• [Given request]:
Leave out the pictures and transcribe everything else exactly.
━━━━━━━━
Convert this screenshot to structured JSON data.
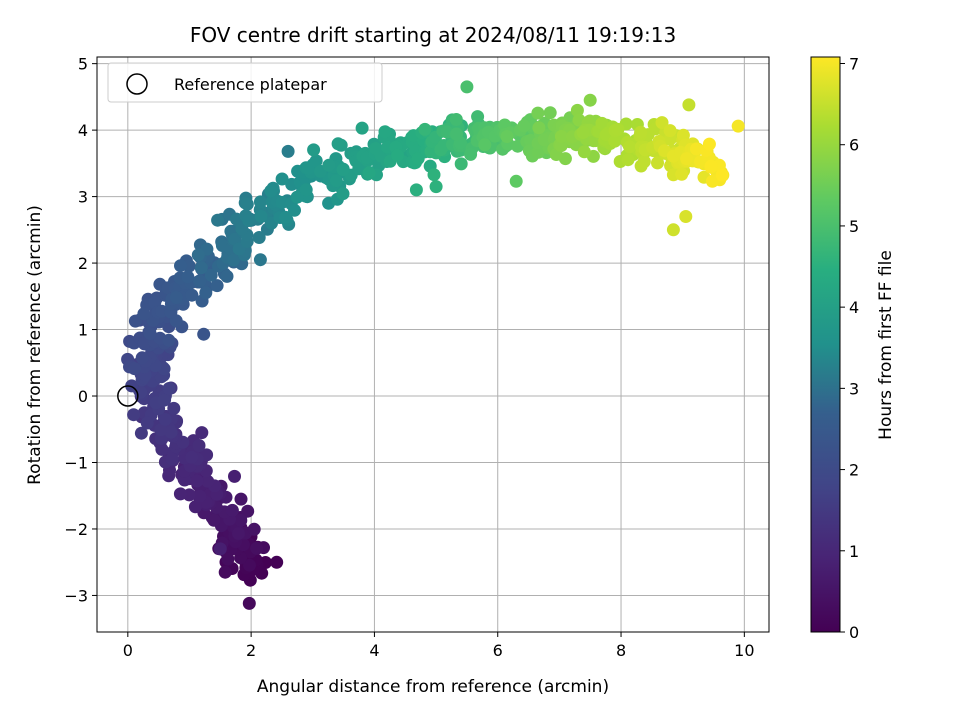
{
  "chart_data": {
    "type": "scatter",
    "title": "FOV centre drift starting at 2024/08/11 19:19:13",
    "xlabel": "Angular distance from reference (arcmin)",
    "ylabel": "Rotation from reference (arcmin)",
    "xlim": [
      -0.5,
      10.4
    ],
    "ylim": [
      -3.55,
      5.1
    ],
    "xticks": [
      0,
      2,
      4,
      6,
      8,
      10
    ],
    "yticks": [
      -3,
      -2,
      -1,
      0,
      1,
      2,
      3,
      4,
      5
    ],
    "grid": true,
    "legend": {
      "placement": "top-left",
      "entries": [
        "Reference platepar"
      ]
    },
    "reference_point": {
      "x": 0,
      "y": 0,
      "label": "Reference platepar"
    },
    "colorbar": {
      "label": "Hours from first FF file",
      "range": [
        0,
        7.08
      ],
      "ticks": [
        0,
        1,
        2,
        3,
        4,
        5,
        6,
        7
      ],
      "colormap": "viridis"
    },
    "trend_path": [
      {
        "t": 0.0,
        "x": 1.98,
        "y": -2.6
      },
      {
        "t": 0.5,
        "x": 1.65,
        "y": -1.9
      },
      {
        "t": 1.0,
        "x": 1.0,
        "y": -1.1
      },
      {
        "t": 1.4,
        "x": 0.55,
        "y": -0.4
      },
      {
        "t": 1.8,
        "x": 0.3,
        "y": 0.4
      },
      {
        "t": 2.2,
        "x": 0.45,
        "y": 1.1
      },
      {
        "t": 2.6,
        "x": 1.05,
        "y": 1.75
      },
      {
        "t": 3.0,
        "x": 1.7,
        "y": 2.35
      },
      {
        "t": 3.4,
        "x": 2.5,
        "y": 2.95
      },
      {
        "t": 3.8,
        "x": 3.4,
        "y": 3.4
      },
      {
        "t": 4.3,
        "x": 4.5,
        "y": 3.72
      },
      {
        "t": 4.9,
        "x": 5.6,
        "y": 3.88
      },
      {
        "t": 5.5,
        "x": 6.7,
        "y": 3.95
      },
      {
        "t": 6.1,
        "x": 7.8,
        "y": 3.92
      },
      {
        "t": 6.6,
        "x": 8.8,
        "y": 3.7
      },
      {
        "t": 7.08,
        "x": 9.5,
        "y": 3.4
      }
    ],
    "outliers": [
      {
        "t": 0.2,
        "x": 1.97,
        "y": -3.12
      },
      {
        "t": 0.25,
        "x": 1.58,
        "y": -2.65
      },
      {
        "t": 0.3,
        "x": 2.2,
        "y": -2.28
      },
      {
        "t": 0.8,
        "x": 1.5,
        "y": -2.3
      },
      {
        "t": 1.1,
        "x": 1.2,
        "y": -0.55
      },
      {
        "t": 1.25,
        "x": 0.72,
        "y": -0.95
      },
      {
        "t": 1.45,
        "x": 0.7,
        "y": 0.12
      },
      {
        "t": 2.3,
        "x": 1.23,
        "y": 0.93
      },
      {
        "t": 2.4,
        "x": 0.52,
        "y": 1.68
      },
      {
        "t": 3.1,
        "x": 2.15,
        "y": 2.05
      },
      {
        "t": 3.2,
        "x": 2.6,
        "y": 3.68
      },
      {
        "t": 3.7,
        "x": 3.4,
        "y": 2.96
      },
      {
        "t": 4.1,
        "x": 3.8,
        "y": 4.03
      },
      {
        "t": 4.5,
        "x": 4.68,
        "y": 3.1
      },
      {
        "t": 4.55,
        "x": 5.0,
        "y": 3.15
      },
      {
        "t": 5.0,
        "x": 5.5,
        "y": 4.65
      },
      {
        "t": 5.3,
        "x": 6.3,
        "y": 3.23
      },
      {
        "t": 5.8,
        "x": 7.5,
        "y": 4.45
      },
      {
        "t": 6.6,
        "x": 8.85,
        "y": 2.5
      },
      {
        "t": 6.7,
        "x": 9.05,
        "y": 2.7
      },
      {
        "t": 6.5,
        "x": 9.1,
        "y": 4.38
      },
      {
        "t": 7.0,
        "x": 9.9,
        "y": 4.06
      }
    ]
  }
}
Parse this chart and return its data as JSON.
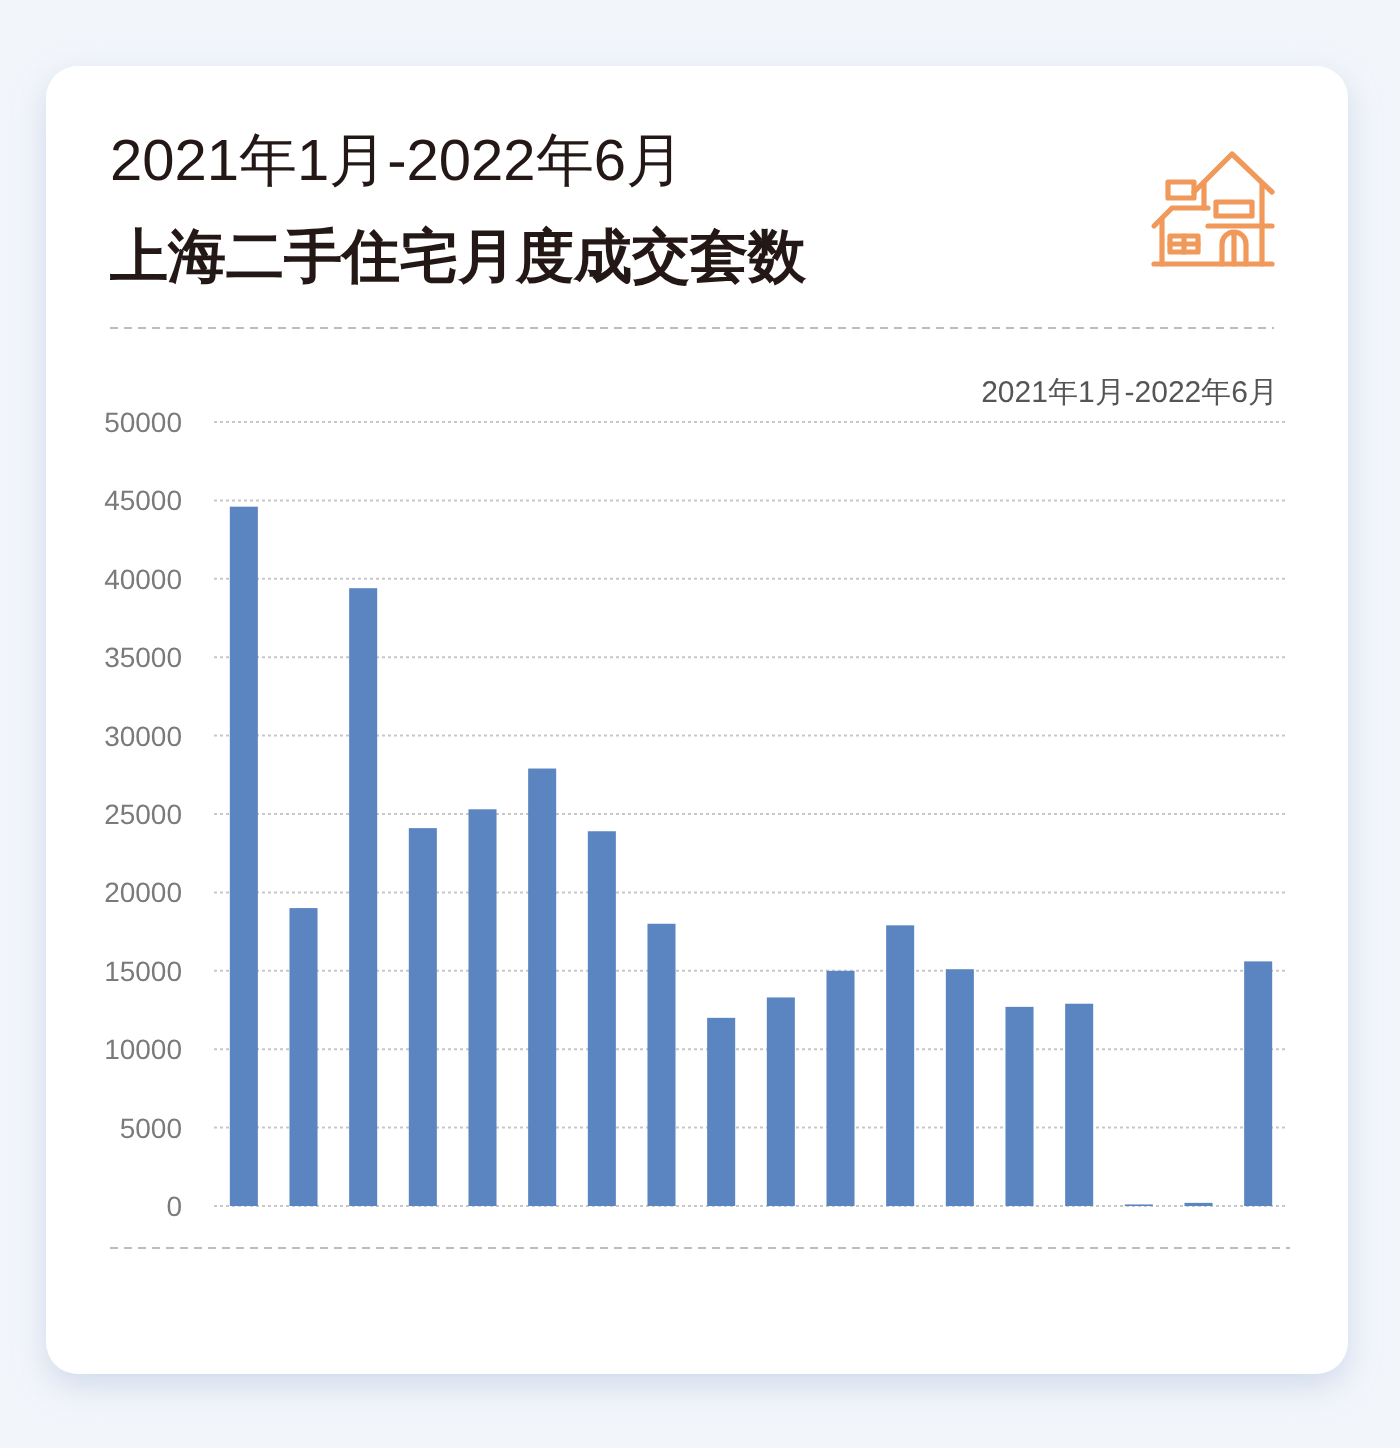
{
  "chart_data": {
    "type": "bar",
    "title": "上海二手住宅月度成交套数",
    "subtitle": "2021年1月-2022年6月",
    "annotations": [
      "2021年1月-2022年6月"
    ],
    "categories": [
      null,
      null,
      null,
      null,
      null,
      null,
      null,
      null,
      null,
      null,
      null,
      null,
      null,
      null,
      null,
      null,
      null,
      null
    ],
    "values": [
      44600,
      19000,
      39400,
      24100,
      25300,
      27900,
      23900,
      18000,
      12000,
      13300,
      15000,
      17900,
      15100,
      12700,
      12900,
      100,
      200,
      15600
    ],
    "color": "#5b85c1",
    "ylim": [
      0,
      50000
    ],
    "yticks": [
      0,
      5000,
      10000,
      15000,
      20000,
      25000,
      30000,
      35000,
      40000,
      45000,
      50000
    ],
    "grid": "y",
    "tick_labels": "y"
  }
}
━━━━━━━━
• [Response]:
Convert this screenshot to structured JSON data.
{
  "chart_data": {
    "type": "scatter",
    "title": "FOV centre drift starting at 2024/08/11 19:19:13",
    "xlabel": "Angular distance from reference (arcmin)",
    "ylabel": "Rotation from reference (arcmin)",
    "xlim": [
      -0.5,
      10.4
    ],
    "ylim": [
      -3.55,
      5.1
    ],
    "xticks": [
      0,
      2,
      4,
      6,
      8,
      10
    ],
    "yticks": [
      -3,
      -2,
      -1,
      0,
      1,
      2,
      3,
      4,
      5
    ],
    "grid": true,
    "legend": {
      "placement": "top-left",
      "entries": [
        "Reference platepar"
      ]
    },
    "reference_point": {
      "x": 0,
      "y": 0,
      "label": "Reference platepar"
    },
    "colorbar": {
      "label": "Hours from first FF file",
      "range": [
        0,
        7.08
      ],
      "ticks": [
        0,
        1,
        2,
        3,
        4,
        5,
        6,
        7
      ],
      "colormap": "viridis"
    },
    "trend_path": [
      {
        "t": 0.0,
        "x": 1.98,
        "y": -2.6
      },
      {
        "t": 0.5,
        "x": 1.65,
        "y": -1.9
      },
      {
        "t": 1.0,
        "x": 1.0,
        "y": -1.1
      },
      {
        "t": 1.4,
        "x": 0.55,
        "y": -0.4
      },
      {
        "t": 1.8,
        "x": 0.3,
        "y": 0.4
      },
      {
        "t": 2.2,
        "x": 0.45,
        "y": 1.1
      },
      {
        "t": 2.6,
        "x": 1.05,
        "y": 1.75
      },
      {
        "t": 3.0,
        "x": 1.7,
        "y": 2.35
      },
      {
        "t": 3.4,
        "x": 2.5,
        "y": 2.95
      },
      {
        "t": 3.8,
        "x": 3.4,
        "y": 3.4
      },
      {
        "t": 4.3,
        "x": 4.5,
        "y": 3.72
      },
      {
        "t": 4.9,
        "x": 5.6,
        "y": 3.88
      },
      {
        "t": 5.5,
        "x": 6.7,
        "y": 3.95
      },
      {
        "t": 6.1,
        "x": 7.8,
        "y": 3.92
      },
      {
        "t": 6.6,
        "x": 8.8,
        "y": 3.7
      },
      {
        "t": 7.08,
        "x": 9.5,
        "y": 3.4
      }
    ],
    "outliers": [
      {
        "t": 0.2,
        "x": 1.97,
        "y": -3.12
      },
      {
        "t": 0.25,
        "x": 1.58,
        "y": -2.65
      },
      {
        "t": 0.3,
        "x": 2.2,
        "y": -2.28
      },
      {
        "t": 0.8,
        "x": 1.5,
        "y": -2.3
      },
      {
        "t": 1.1,
        "x": 1.2,
        "y": -0.55
      },
      {
        "t": 1.25,
        "x": 0.72,
        "y": -0.95
      },
      {
        "t": 1.45,
        "x": 0.7,
        "y": 0.12
      },
      {
        "t": 2.3,
        "x": 1.23,
        "y": 0.93
      },
      {
        "t": 2.4,
        "x": 0.52,
        "y": 1.68
      },
      {
        "t": 3.1,
        "x": 2.15,
        "y": 2.05
      },
      {
        "t": 3.2,
        "x": 2.6,
        "y": 3.68
      },
      {
        "t": 3.7,
        "x": 3.4,
        "y": 2.96
      },
      {
        "t": 4.1,
        "x": 3.8,
        "y": 4.03
      },
      {
        "t": 4.5,
        "x": 4.68,
        "y": 3.1
      },
      {
        "t": 4.55,
        "x": 5.0,
        "y": 3.15
      },
      {
        "t": 5.0,
        "x": 5.5,
        "y": 4.65
      },
      {
        "t": 5.3,
        "x": 6.3,
        "y": 3.23
      },
      {
        "t": 5.8,
        "x": 7.5,
        "y": 4.45
      },
      {
        "t": 6.6,
        "x": 8.85,
        "y": 2.5
      },
      {
        "t": 6.7,
        "x": 9.05,
        "y": 2.7
      },
      {
        "t": 6.5,
        "x": 9.1,
        "y": 4.38
      },
      {
        "t": 7.0,
        "x": 9.9,
        "y": 4.06
      }
    ]
  }
}
Parse this chart and return its data as JSON.
{
  "chart_data": {
    "type": "bar",
    "title": "上海二手住宅月度成交套数",
    "subtitle": "2021年1月-2022年6月",
    "annotations": [
      "2021年1月-2022年6月"
    ],
    "categories": [
      null,
      null,
      null,
      null,
      null,
      null,
      null,
      null,
      null,
      null,
      null,
      null,
      null,
      null,
      null,
      null,
      null,
      null
    ],
    "values": [
      44600,
      19000,
      39400,
      24100,
      25300,
      27900,
      23900,
      18000,
      12000,
      13300,
      15000,
      17900,
      15100,
      12700,
      12900,
      100,
      200,
      15600
    ],
    "color": "#5b85c1",
    "ylim": [
      0,
      50000
    ],
    "yticks": [
      0,
      5000,
      10000,
      15000,
      20000,
      25000,
      30000,
      35000,
      40000,
      45000,
      50000
    ],
    "grid": "y",
    "tick_labels": "y"
  }
}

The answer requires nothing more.